**PROBLEM**
In the entries below, count the lines that hold the string "text" and state only that count.

(Figure dataset records)
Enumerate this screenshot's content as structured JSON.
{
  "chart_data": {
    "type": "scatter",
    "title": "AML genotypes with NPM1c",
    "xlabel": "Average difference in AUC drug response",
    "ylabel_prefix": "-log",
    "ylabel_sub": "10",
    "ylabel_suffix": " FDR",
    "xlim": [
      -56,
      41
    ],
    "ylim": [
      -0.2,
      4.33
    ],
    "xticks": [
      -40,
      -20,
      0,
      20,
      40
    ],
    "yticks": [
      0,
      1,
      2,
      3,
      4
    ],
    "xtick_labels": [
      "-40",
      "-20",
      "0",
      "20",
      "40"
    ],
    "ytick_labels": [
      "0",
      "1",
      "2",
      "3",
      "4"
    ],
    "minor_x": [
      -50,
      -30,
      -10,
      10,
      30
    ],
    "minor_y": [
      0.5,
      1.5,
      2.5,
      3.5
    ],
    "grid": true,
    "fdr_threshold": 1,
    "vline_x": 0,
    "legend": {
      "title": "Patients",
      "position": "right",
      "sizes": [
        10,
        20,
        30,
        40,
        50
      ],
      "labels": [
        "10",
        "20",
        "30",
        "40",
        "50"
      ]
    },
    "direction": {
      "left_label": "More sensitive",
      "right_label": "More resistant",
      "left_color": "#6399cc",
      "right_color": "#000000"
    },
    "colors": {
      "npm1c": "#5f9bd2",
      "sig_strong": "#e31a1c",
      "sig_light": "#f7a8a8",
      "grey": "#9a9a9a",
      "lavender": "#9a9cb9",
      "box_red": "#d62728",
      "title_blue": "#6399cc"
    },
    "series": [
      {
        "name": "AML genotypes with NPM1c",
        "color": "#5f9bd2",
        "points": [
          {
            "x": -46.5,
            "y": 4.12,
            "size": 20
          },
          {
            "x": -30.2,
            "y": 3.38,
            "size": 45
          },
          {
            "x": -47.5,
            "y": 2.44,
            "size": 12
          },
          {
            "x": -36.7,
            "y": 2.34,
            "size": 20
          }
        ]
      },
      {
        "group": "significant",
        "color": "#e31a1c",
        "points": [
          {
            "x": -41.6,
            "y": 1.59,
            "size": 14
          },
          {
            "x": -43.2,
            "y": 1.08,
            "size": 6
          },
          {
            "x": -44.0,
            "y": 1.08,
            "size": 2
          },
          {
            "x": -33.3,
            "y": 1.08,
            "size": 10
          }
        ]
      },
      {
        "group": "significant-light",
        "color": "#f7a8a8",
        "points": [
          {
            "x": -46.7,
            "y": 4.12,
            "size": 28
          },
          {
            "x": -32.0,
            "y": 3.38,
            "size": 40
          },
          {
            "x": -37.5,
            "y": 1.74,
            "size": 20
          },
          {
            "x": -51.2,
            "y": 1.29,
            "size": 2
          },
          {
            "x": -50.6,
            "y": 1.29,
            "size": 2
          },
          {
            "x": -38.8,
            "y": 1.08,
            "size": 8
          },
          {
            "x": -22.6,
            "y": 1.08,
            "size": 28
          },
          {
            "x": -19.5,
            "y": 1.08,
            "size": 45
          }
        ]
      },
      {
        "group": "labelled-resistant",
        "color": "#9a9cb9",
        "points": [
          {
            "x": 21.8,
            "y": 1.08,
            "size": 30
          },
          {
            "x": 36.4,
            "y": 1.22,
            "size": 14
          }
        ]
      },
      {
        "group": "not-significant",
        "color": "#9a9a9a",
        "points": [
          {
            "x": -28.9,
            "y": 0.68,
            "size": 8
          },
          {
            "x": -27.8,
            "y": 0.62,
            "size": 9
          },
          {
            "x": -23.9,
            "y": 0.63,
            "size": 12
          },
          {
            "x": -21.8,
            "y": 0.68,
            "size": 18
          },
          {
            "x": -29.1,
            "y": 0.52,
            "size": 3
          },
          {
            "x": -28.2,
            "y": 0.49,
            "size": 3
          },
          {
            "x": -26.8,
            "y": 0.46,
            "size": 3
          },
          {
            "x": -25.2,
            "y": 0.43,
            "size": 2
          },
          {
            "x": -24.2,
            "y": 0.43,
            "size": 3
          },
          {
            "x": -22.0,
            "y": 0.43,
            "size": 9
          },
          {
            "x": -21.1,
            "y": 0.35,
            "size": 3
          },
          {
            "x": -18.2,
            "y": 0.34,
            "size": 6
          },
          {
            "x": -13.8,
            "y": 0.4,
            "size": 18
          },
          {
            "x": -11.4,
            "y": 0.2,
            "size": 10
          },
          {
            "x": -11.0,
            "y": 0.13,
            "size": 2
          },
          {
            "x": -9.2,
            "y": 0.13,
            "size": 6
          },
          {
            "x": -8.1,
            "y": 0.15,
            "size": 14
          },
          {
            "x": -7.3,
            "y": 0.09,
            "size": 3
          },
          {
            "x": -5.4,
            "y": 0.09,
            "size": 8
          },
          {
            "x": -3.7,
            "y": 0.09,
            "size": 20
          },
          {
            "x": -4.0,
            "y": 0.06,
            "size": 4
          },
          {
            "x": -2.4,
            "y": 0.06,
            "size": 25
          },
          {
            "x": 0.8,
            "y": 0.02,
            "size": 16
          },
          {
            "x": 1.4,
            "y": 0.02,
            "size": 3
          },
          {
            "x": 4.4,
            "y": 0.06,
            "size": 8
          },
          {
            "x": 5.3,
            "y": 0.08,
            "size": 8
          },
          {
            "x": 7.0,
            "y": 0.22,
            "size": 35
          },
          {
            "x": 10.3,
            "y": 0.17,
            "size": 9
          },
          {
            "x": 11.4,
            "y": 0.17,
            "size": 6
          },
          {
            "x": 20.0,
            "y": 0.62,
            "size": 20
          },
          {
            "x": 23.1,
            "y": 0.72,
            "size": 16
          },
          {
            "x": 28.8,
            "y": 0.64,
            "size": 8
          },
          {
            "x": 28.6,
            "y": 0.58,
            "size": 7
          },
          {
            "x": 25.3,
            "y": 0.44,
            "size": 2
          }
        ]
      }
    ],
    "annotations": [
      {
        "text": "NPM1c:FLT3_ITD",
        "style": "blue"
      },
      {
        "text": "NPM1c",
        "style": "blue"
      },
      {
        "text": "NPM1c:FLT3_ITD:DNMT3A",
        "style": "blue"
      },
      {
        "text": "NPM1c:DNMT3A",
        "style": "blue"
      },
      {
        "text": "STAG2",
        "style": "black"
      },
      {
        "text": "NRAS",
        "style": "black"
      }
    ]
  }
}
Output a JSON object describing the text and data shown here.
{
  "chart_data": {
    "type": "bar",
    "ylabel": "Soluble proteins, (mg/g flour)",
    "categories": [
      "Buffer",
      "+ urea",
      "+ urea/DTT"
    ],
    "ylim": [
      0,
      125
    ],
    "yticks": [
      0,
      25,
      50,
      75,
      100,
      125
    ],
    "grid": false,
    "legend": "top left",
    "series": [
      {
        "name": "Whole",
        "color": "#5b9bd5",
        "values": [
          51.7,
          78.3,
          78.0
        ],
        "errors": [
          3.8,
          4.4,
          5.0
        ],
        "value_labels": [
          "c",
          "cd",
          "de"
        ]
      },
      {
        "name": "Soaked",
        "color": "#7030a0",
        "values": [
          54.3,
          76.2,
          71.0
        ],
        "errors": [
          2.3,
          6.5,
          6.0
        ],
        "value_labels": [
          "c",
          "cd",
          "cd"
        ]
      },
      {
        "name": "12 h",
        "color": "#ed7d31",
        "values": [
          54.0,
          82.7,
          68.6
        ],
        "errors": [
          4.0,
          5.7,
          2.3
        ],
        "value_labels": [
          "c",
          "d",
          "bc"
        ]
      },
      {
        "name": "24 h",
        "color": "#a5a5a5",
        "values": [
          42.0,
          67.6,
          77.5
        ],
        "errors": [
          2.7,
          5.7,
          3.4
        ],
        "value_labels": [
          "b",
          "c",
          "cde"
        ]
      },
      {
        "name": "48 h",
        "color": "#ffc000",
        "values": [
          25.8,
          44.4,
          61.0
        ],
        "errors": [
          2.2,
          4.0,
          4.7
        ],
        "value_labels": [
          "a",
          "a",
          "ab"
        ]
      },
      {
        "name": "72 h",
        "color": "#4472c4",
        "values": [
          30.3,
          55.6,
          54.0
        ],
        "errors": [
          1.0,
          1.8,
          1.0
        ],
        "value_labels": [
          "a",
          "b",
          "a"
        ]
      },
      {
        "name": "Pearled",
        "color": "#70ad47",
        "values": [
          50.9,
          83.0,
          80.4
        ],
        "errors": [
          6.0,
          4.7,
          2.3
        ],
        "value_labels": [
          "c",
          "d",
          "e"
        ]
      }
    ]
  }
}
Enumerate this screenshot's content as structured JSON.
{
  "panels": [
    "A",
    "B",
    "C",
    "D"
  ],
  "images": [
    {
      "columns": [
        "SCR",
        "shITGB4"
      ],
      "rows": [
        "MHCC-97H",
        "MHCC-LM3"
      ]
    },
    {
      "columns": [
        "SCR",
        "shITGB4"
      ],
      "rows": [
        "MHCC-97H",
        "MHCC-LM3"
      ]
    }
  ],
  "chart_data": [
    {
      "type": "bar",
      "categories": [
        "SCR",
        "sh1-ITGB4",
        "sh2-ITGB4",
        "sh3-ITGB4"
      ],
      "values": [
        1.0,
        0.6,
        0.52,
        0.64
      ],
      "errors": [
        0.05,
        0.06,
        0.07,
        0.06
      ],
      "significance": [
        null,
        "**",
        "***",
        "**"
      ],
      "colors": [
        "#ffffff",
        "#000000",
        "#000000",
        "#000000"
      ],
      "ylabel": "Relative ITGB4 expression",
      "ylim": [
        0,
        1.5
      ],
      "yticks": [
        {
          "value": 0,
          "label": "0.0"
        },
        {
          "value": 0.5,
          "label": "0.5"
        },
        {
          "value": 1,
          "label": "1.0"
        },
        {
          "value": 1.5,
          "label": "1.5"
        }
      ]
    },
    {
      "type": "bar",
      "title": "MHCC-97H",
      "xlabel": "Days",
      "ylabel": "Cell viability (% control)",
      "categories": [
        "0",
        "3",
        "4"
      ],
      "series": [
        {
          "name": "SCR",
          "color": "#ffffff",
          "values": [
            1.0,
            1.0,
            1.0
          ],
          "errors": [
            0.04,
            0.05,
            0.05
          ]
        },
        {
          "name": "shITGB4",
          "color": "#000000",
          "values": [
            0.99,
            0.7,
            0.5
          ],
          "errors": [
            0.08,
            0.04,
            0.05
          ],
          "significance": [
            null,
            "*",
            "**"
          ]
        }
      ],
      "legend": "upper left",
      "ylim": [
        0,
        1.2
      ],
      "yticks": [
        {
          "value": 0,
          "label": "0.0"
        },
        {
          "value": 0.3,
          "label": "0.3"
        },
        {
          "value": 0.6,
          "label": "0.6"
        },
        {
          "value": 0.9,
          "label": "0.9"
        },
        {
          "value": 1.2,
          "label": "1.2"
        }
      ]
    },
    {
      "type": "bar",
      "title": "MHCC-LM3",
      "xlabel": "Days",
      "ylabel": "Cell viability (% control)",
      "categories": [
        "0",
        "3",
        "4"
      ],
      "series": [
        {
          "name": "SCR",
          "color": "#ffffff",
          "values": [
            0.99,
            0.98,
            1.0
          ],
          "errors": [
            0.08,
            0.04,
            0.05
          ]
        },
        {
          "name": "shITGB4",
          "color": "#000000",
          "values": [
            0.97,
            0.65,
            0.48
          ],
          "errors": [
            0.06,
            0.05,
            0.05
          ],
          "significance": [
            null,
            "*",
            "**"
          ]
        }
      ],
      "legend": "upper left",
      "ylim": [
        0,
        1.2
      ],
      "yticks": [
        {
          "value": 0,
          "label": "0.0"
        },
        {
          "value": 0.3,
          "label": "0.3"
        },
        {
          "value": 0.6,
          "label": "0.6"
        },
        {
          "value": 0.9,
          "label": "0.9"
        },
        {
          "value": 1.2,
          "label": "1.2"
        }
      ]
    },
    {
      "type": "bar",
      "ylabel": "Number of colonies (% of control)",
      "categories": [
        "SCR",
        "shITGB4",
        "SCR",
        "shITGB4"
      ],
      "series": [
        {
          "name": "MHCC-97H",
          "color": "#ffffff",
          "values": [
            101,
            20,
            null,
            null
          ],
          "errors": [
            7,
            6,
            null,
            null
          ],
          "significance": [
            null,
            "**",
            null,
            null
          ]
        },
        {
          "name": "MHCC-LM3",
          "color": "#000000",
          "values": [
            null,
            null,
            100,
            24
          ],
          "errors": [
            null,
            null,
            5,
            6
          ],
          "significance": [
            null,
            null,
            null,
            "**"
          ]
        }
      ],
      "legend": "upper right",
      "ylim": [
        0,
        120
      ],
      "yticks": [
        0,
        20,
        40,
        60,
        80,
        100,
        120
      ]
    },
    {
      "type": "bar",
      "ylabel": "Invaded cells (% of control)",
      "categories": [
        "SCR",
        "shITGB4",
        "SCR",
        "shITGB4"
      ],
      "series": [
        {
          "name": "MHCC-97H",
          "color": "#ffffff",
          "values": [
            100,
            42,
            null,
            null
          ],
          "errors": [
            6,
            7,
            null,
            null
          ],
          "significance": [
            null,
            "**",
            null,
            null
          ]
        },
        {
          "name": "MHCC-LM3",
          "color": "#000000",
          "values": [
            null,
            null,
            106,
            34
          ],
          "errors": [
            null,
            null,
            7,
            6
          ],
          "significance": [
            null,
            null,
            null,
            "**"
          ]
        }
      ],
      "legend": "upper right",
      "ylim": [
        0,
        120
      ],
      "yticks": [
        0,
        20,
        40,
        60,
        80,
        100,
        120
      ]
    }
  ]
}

**EXERCISE OUTPUT**
7